Set exercise :: From the listing below, extract every line in which the word "document" appears.

Items ::
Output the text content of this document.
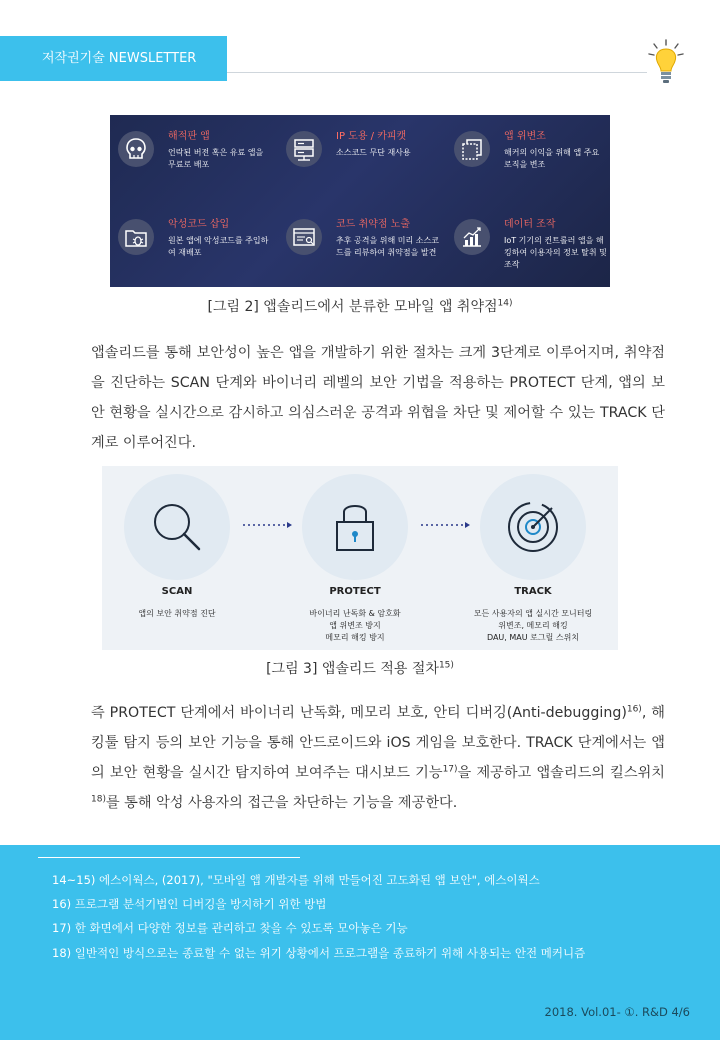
저작권기술 NEWSLETTER
해적판 앱
언락된 버전 혹은 유료 앱을 무료로 배포
IP 도용 / 카피캣
소스코드 무단 재사용
앱 위변조
해커의 이익을 위해 앱 주요 로직을 변조
악성코드 삽입
원본 앱에 악성코드를 주입하여 재배포
코드 취약점 노출
추후 공격을 위해 미리 소스코드를 리뷰하여 취약점을 발견
데이터 조작
IoT 기기의 컨트롤러 앱을 해킹하여 이용자의 정보 탈취 및 조작
[그림 2] 앱솔리드에서 분류한 모바일 앱 취약점$^{14)}$
앱솔리드를 통해 보안성이 높은 앱을 개발하기 위한 절차는 크게 3단계로 이루어지며, 취약점을 진단하는 SCAN 단계와 바이너리 레벨의 보안 기법을 적용하는 PROTECT 단계, 앱의 보안 현황을 실시간으로 감시하고 의심스러운 공격과 위협을 차단 및 제어할 수 있는 TRACK 단계로 이루어진다.
SCAN	PROTECT	TRACK
앱의 보안 취약점 진단	바이너리 난독화 & 암호화
앱 위변조 방지
메모리 해킹 방지
모든 사용자의 앱 실시간 모니터링
위변조, 메모리 해킹
DAU, MAU 로그릴 스위치
[그림 3] 앱솔리드 적용 절차$^{15)}$
즉 PROTECT 단계에서 바이너리 난독화, 메모리 보호, 안티 디버깅(Anti-debugging)$^{16)}$, 해킹툴 탐지 등의 보안 기능을 통해 안드로이드와 iOS 게임을 보호한다. TRACK 단계에서는 앱의 보안 현황을 실시간 탐지하여 보여주는 대시보드 기능$^{17)}$을 제공하고 앱솔리드의 킬스위치$^{18)}$를 통해 악성 사용자의 접근을 차단하는 기능을 제공한다.
14~15) 에스이웍스, (2017), "모바일 앱 개발자를 위해 만들어진 고도화된 앱 보안", 에스이웍스
16) 프로그램 분석기법인 디버깅을 방지하기 위한 방법
17) 한 화면에서 다양한 정보를 관리하고 찾을 수 있도록 모아놓은 기능
18) 일반적인 방식으로는 종료할 수 없는 위기 상황에서 프로그램을 종료하기 위해 사용되는 안전 메커니즘
2018. Vol.01- ①. R&D 4/6
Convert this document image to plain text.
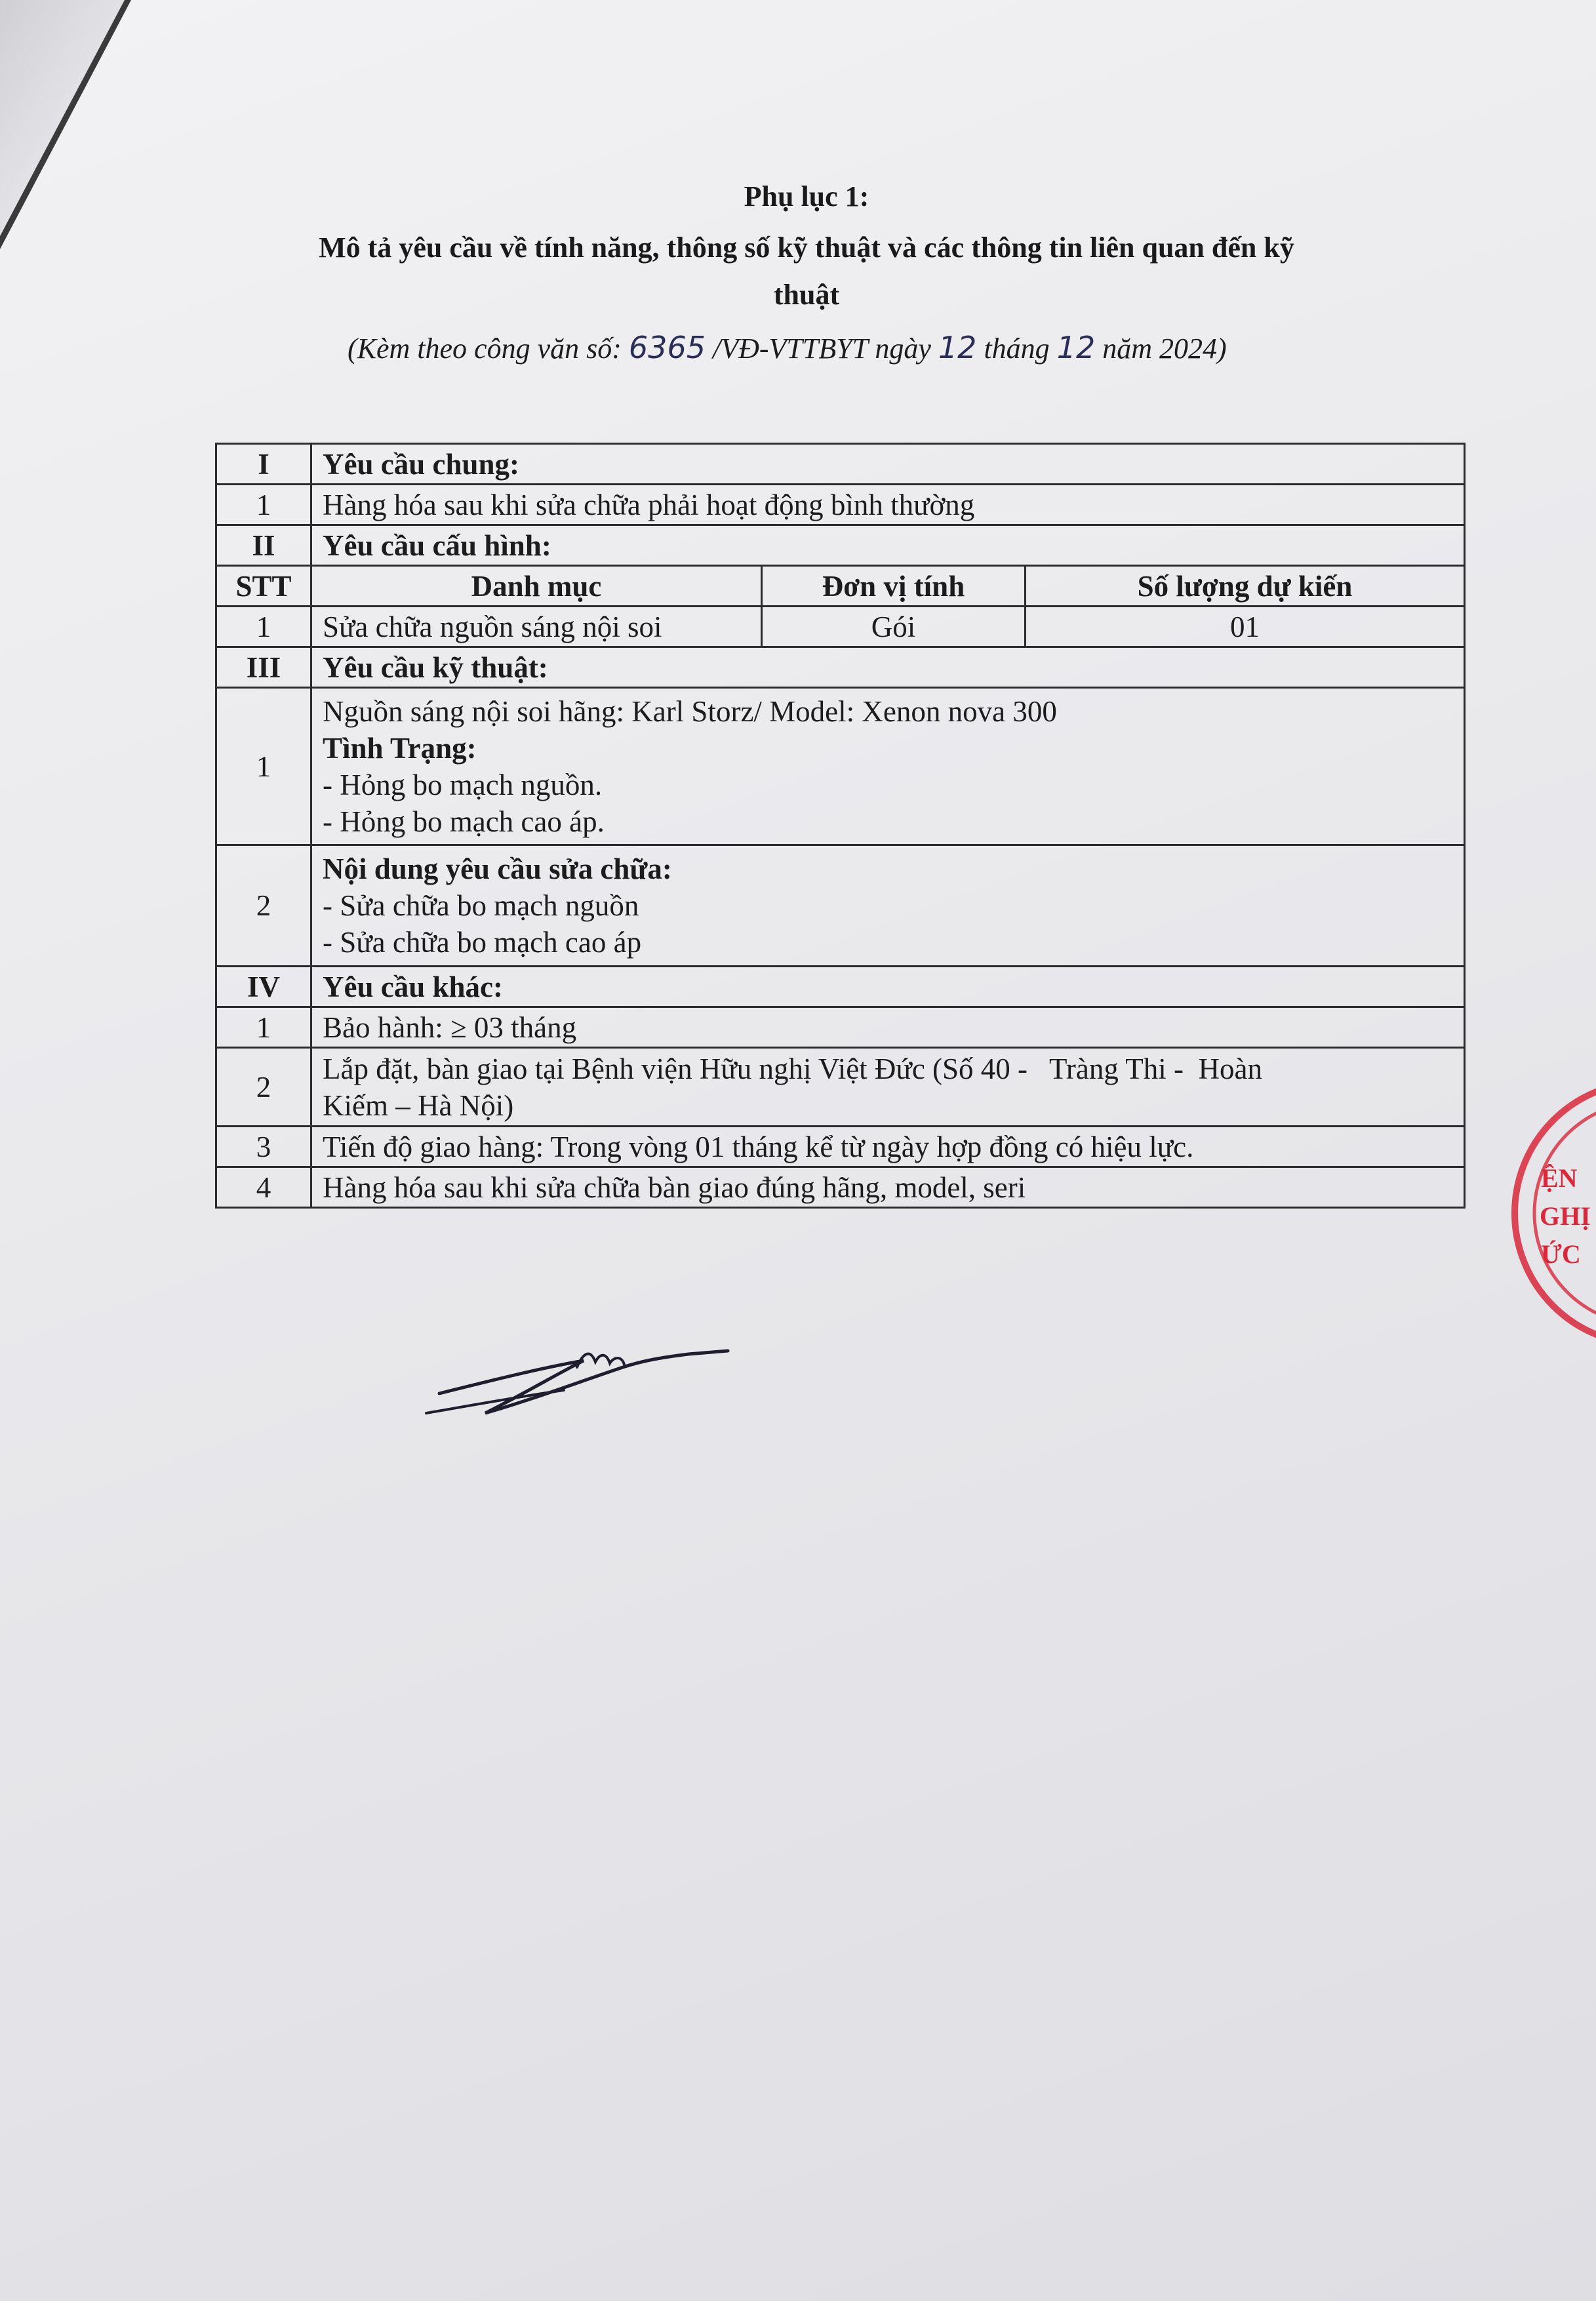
Phụ lục 1:

Mô tả yêu cầu về tính năng, thông số kỹ thuật và các thông tin liên quan đến kỹ
thuật

(Kèm theo công văn số: 6365 /VĐ-VTTBYT ngày 12 tháng 12 năm 2024)
I	Yêu cầu chung:		
1	Hàng hóa sau khi sửa chữa phải hoạt động bình thường		
II	Yêu cầu cấu hình:		
STT	Danh mục	Đơn vị tính	Số lượng dự kiến
1	Sửa chữa nguồn sáng nội soi	Gói	01
III	Yêu cầu kỹ thuật:		
1	Nguồn sáng nội soi hãng: Karl Storz/ Model: Xenon nova 300
Tình Trạng:
- Hỏng bo mạch nguồn.
- Hỏng bo mạch cao áp.		

2	Nội dung yêu cầu sửa chữa:
- Sửa chữa bo mạch nguồn
- Sửa chữa bo mạch cao áp		

IV	Yêu cầu khác:		
1	Bảo hành: ≥ 03 tháng		
2	Lắp đặt, bàn giao tại Bệnh viện Hữu nghị Việt Đức (Số 40 -   Tràng Thi -  Hoàn
Kiếm – Hà Nội)		

3	Tiến độ giao hàng: Trong vòng 01 tháng kể từ ngày hợp đồng có hiệu lực.		
4	Hàng hóa sau khi sửa chữa bàn giao đúng hãng, model, seri			ỆN
GHỊ
ỨC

Reply to the exercise ::
Output the text content of this document.
Convert this document image to plain text.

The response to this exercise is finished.